─── Available records
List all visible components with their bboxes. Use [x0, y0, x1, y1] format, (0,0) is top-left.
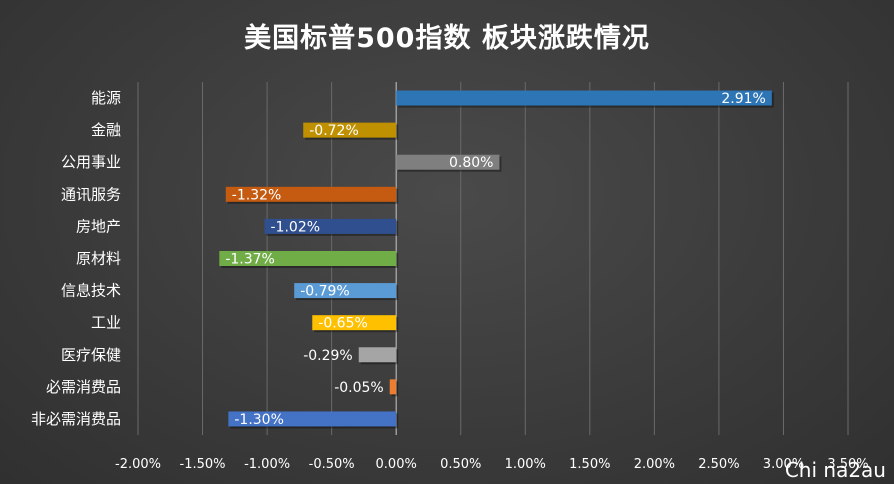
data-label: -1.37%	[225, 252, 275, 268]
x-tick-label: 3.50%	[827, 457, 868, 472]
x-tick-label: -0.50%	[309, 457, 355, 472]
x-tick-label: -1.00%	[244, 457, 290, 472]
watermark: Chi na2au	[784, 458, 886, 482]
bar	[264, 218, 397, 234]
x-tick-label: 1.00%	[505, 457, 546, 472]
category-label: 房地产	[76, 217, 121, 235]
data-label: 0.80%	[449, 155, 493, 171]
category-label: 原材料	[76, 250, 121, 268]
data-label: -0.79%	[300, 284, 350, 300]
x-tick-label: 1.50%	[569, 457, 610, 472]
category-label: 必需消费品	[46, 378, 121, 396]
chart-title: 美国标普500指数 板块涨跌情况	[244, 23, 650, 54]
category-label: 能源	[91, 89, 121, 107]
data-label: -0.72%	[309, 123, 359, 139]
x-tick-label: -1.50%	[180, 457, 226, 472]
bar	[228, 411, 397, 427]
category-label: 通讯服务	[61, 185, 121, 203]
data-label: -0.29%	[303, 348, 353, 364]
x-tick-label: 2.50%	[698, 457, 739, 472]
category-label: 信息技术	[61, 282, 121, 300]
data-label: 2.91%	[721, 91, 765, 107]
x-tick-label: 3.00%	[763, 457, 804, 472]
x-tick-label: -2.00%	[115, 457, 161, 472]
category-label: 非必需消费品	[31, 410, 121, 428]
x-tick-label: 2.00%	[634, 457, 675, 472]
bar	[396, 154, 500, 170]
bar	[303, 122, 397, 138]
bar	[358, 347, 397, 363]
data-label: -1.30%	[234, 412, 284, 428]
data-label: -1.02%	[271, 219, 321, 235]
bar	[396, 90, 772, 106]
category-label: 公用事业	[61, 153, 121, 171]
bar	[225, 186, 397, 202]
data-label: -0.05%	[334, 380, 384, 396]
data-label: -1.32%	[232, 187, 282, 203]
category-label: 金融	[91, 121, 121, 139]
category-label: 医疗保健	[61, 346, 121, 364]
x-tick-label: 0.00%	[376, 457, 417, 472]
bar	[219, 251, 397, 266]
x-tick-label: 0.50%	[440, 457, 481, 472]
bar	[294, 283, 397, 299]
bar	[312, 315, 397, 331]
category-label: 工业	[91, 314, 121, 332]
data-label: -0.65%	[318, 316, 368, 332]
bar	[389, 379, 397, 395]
──────
─── Available records
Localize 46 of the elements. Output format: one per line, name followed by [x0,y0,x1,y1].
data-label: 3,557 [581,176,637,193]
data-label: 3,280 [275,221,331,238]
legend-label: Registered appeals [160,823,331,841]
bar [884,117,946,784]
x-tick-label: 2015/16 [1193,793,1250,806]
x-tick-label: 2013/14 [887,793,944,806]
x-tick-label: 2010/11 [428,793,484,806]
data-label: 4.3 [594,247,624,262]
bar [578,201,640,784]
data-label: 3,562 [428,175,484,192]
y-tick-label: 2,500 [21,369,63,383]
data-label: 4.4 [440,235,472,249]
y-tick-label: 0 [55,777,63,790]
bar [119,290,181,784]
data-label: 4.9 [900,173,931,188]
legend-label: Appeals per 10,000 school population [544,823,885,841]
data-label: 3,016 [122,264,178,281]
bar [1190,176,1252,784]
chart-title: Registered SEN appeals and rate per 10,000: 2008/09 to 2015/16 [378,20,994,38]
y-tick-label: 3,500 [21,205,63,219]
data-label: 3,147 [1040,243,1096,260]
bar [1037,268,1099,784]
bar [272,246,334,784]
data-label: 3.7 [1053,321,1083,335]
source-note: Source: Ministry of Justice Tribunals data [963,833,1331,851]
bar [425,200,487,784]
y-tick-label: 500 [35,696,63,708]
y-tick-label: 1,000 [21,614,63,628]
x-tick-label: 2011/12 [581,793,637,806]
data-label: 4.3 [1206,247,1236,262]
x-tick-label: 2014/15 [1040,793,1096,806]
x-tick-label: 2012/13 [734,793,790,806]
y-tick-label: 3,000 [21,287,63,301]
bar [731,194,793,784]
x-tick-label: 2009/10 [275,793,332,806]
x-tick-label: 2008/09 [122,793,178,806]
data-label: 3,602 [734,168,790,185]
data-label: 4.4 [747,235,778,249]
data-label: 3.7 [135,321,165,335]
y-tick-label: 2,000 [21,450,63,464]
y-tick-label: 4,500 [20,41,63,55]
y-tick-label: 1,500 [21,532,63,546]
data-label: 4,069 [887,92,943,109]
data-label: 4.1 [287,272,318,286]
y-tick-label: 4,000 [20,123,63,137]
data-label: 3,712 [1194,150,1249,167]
──────
◆ Given exercise
Please rewrite the items in Block 1 as a numbered list, starting with the line containing "252, 275, 268]" and going on through the line containing "457, 546, 472]", including both of those lines and leaving out any blank lines.

◆ Written answer
1. data-label: -1.37%	[225, 252, 275, 268]
2. x-tick-label: 3.50%	[827, 457, 868, 472]
3. x-tick-label: -0.50%	[309, 457, 355, 472]
4. x-tick-label: -1.00%	[244, 457, 290, 472]
5. watermark: Chi na2au	[784, 458, 886, 482]
6. bar	[264, 218, 397, 234]
7. x-tick-label: 1.00%	[505, 457, 546, 472]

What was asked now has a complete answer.